> _Written instruction_
Output the data exactly, with every line intact.

> _Working data_
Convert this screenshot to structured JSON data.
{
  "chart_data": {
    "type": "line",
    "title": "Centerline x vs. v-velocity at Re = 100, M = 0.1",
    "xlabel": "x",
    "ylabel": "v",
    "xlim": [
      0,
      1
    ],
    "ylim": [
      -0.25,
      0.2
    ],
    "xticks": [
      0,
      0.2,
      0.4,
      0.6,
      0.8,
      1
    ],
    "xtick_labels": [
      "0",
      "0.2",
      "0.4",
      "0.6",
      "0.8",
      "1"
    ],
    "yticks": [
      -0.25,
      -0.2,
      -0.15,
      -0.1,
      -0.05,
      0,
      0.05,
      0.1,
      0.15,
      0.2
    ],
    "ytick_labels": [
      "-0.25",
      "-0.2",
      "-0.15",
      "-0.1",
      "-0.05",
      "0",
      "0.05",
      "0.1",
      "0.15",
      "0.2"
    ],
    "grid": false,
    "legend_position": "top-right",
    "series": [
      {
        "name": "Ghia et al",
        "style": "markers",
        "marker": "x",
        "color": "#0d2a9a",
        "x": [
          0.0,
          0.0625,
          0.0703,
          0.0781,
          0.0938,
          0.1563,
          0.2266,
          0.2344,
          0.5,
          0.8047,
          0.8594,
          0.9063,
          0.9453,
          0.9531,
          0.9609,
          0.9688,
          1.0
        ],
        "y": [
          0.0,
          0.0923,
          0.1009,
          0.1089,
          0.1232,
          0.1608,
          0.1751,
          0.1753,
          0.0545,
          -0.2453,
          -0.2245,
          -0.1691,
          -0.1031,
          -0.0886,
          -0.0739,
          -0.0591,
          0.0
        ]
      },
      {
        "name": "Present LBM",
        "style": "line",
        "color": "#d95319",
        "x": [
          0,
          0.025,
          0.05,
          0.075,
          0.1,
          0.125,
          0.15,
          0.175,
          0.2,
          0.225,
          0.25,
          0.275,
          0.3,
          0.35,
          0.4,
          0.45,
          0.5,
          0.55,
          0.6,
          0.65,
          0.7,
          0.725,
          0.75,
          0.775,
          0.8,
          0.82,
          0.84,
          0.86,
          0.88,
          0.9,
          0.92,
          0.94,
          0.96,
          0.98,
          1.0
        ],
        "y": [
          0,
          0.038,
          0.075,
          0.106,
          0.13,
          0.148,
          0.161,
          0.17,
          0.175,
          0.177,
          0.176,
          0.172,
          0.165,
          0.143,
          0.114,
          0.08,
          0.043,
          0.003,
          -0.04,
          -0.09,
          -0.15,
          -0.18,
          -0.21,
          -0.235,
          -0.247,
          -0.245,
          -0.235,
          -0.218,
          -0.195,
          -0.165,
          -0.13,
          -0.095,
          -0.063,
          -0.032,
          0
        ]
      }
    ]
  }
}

> _Solution below_
Convert this screenshot to structured JSON data.
{
  "chart_data": {
    "type": "line",
    "title": "Centerline x vs. v-velocity at Re = 100, M = 0.1",
    "xlabel": "x",
    "ylabel": "v",
    "xlim": [
      0,
      1
    ],
    "ylim": [
      -0.25,
      0.2
    ],
    "xticks": [
      0,
      0.2,
      0.4,
      0.6,
      0.8,
      1
    ],
    "xtick_labels": [
      "0",
      "0.2",
      "0.4",
      "0.6",
      "0.8",
      "1"
    ],
    "yticks": [
      -0.25,
      -0.2,
      -0.15,
      -0.1,
      -0.05,
      0,
      0.05,
      0.1,
      0.15,
      0.2
    ],
    "ytick_labels": [
      "-0.25",
      "-0.2",
      "-0.15",
      "-0.1",
      "-0.05",
      "0",
      "0.05",
      "0.1",
      "0.15",
      "0.2"
    ],
    "grid": false,
    "legend_position": "top-right",
    "series": [
      {
        "name": "Ghia et al",
        "style": "markers",
        "marker": "x",
        "color": "#0d2a9a",
        "x": [
          0.0,
          0.0625,
          0.0703,
          0.0781,
          0.0938,
          0.1563,
          0.2266,
          0.2344,
          0.5,
          0.8047,
          0.8594,
          0.9063,
          0.9453,
          0.9531,
          0.9609,
          0.9688,
          1.0
        ],
        "y": [
          0.0,
          0.0923,
          0.1009,
          0.1089,
          0.1232,
          0.1608,
          0.1751,
          0.1753,
          0.0545,
          -0.2453,
          -0.2245,
          -0.1691,
          -0.1031,
          -0.0886,
          -0.0739,
          -0.0591,
          0.0
        ]
      },
      {
        "name": "Present LBM",
        "style": "line",
        "color": "#d95319",
        "x": [
          0,
          0.025,
          0.05,
          0.075,
          0.1,
          0.125,
          0.15,
          0.175,
          0.2,
          0.225,
          0.25,
          0.275,
          0.3,
          0.35,
          0.4,
          0.45,
          0.5,
          0.55,
          0.6,
          0.65,
          0.7,
          0.725,
          0.75,
          0.775,
          0.8,
          0.82,
          0.84,
          0.86,
          0.88,
          0.9,
          0.92,
          0.94,
          0.96,
          0.98,
          1.0
        ],
        "y": [
          0,
          0.038,
          0.075,
          0.106,
          0.13,
          0.148,
          0.161,
          0.17,
          0.175,
          0.177,
          0.176,
          0.172,
          0.165,
          0.143,
          0.114,
          0.08,
          0.043,
          0.003,
          -0.04,
          -0.09,
          -0.15,
          -0.18,
          -0.21,
          -0.235,
          -0.247,
          -0.245,
          -0.235,
          -0.218,
          -0.195,
          -0.165,
          -0.13,
          -0.095,
          -0.063,
          -0.032,
          0
        ]
      }
    ]
  }
}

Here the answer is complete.